─── Data provided

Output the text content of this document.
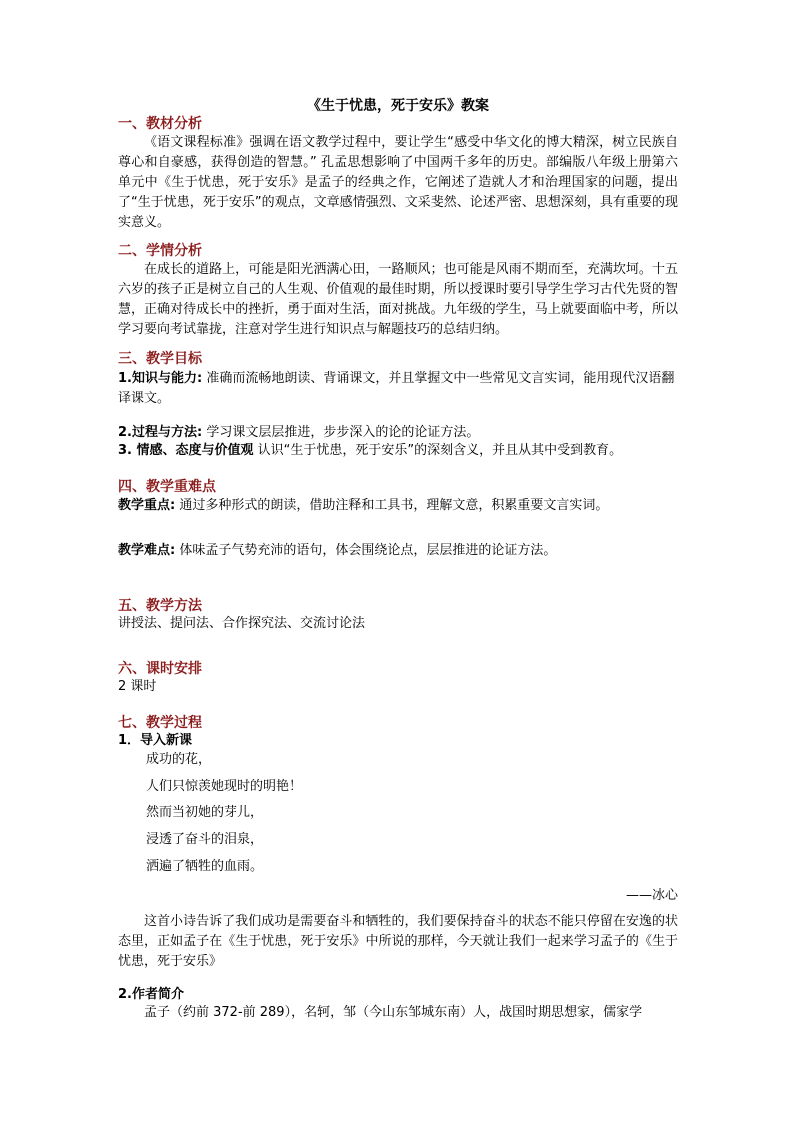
《生于忧患，死于安乐》教案
一、教材分析
《语文课程标准》强调在语文教学过程中，要让学生“感受中华文化的博大精深，树立民族自尊心和自豪感，获得创造的智慧。” 孔孟思想影响了中国两千多年的历史。部编版八年级上册第六单元中《生于忧患，死于安乐》是孟子的经典之作，它阐述了造就人才和治理国家的问题，提出了“生于忧患，死于安乐”的观点，文章感情强烈、文采斐然、论述严密、思想深刻，具有重要的现实意义。
二、学情分析
在成长的道路上，可能是阳光洒满心田，一路顺风；也可能是风雨不期而至，充满坎坷。十五六岁的孩子正是树立自己的人生观、价值观的最佳时期，所以授课时要引导学生学习古代先贤的智慧，正确对待成长中的挫折，勇于面对生活，面对挑战。九年级的学生，马上就要面临中考，所以学习要向考试靠拢，注意对学生进行知识点与解题技巧的总结归纳。
三、教学目标
1.知识与能力: 准确而流畅地朗读、背诵课文，并且掌握文中一些常见文言实词，能用现代汉语翻译课文。
2.过程与方法: 学习课文层层推进，步步深入的论的论证方法。
3. 情感、态度与价值观 认识“生于忧患，死于安乐”的深刻含义，并且从其中受到教育。
四、教学重难点
教学重点: 通过多种形式的朗读，借助注释和工具书，理解文意，积累重要文言实词。
教学难点: 体味孟子气势充沛的语句，体会围绕论点，层层推进的论证方法。
五、教学方法
讲授法、提问法、合作探究法、交流讨论法
六、课时安排
2 课时
七、教学过程
1．导入新课
成功的花，
人们只惊羡她现时的明艳！
然而当初她的芽儿，
浸透了奋斗的泪泉，
洒遍了牺牲的血雨。
——冰心
这首小诗告诉了我们成功是需要奋斗和牺牲的，我们要保持奋斗的状态不能只停留在安逸的状态里，正如孟子在《生于忧患，死于安乐》中所说的那样，今天就让我们一起来学习孟子的《生于忧患，死于安乐》
2.作者简介
孟子（约前 372-前 289），名轲，邹（今山东邹城东南）人，战国时期思想家，儒家学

──────

What is being asked:
Reproduce each line of the records exactly, and omit every picture.

Task result:
Output the text content of this document.
《生于忧患，死于安乐》教案
一、教材分析
《语文课程标准》强调在语文教学过程中，要让学生“感受中华文化的博大精深，树立民族自尊心和自豪感，获得创造的智慧。” 孔孟思想影响了中国两千多年的历史。部编版八年级上册第六单元中《生于忧患，死于安乐》是孟子的经典之作，它阐述了造就人才和治理国家的问题，提出了“生于忧患，死于安乐”的观点，文章感情强烈、文采斐然、论述严密、思想深刻，具有重要的现实意义。
二、学情分析
在成长的道路上，可能是阳光洒满心田，一路顺风；也可能是风雨不期而至，充满坎坷。十五六岁的孩子正是树立自己的人生观、价值观的最佳时期，所以授课时要引导学生学习古代先贤的智慧，正确对待成长中的挫折，勇于面对生活，面对挑战。九年级的学生，马上就要面临中考，所以学习要向考试靠拢，注意对学生进行知识点与解题技巧的总结归纳。
三、教学目标
1.知识与能力: 准确而流畅地朗读、背诵课文，并且掌握文中一些常见文言实词，能用现代汉语翻译课文。
2.过程与方法: 学习课文层层推进，步步深入的论的论证方法。
3. 情感、态度与价值观 认识“生于忧患，死于安乐”的深刻含义，并且从其中受到教育。
四、教学重难点
教学重点: 通过多种形式的朗读，借助注释和工具书，理解文意，积累重要文言实词。
教学难点: 体味孟子气势充沛的语句，体会围绕论点，层层推进的论证方法。
五、教学方法
讲授法、提问法、合作探究法、交流讨论法
六、课时安排
2 课时
七、教学过程
1．导入新课
成功的花，
人们只惊羡她现时的明艳！
然而当初她的芽儿，
浸透了奋斗的泪泉，
洒遍了牺牲的血雨。
——冰心
这首小诗告诉了我们成功是需要奋斗和牺牲的，我们要保持奋斗的状态不能只停留在安逸的状态里，正如孟子在《生于忧患，死于安乐》中所说的那样，今天就让我们一起来学习孟子的《生于忧患，死于安乐》
2.作者简介
孟子（约前 372-前 289），名轲，邹（今山东邹城东南）人，战国时期思想家，儒家学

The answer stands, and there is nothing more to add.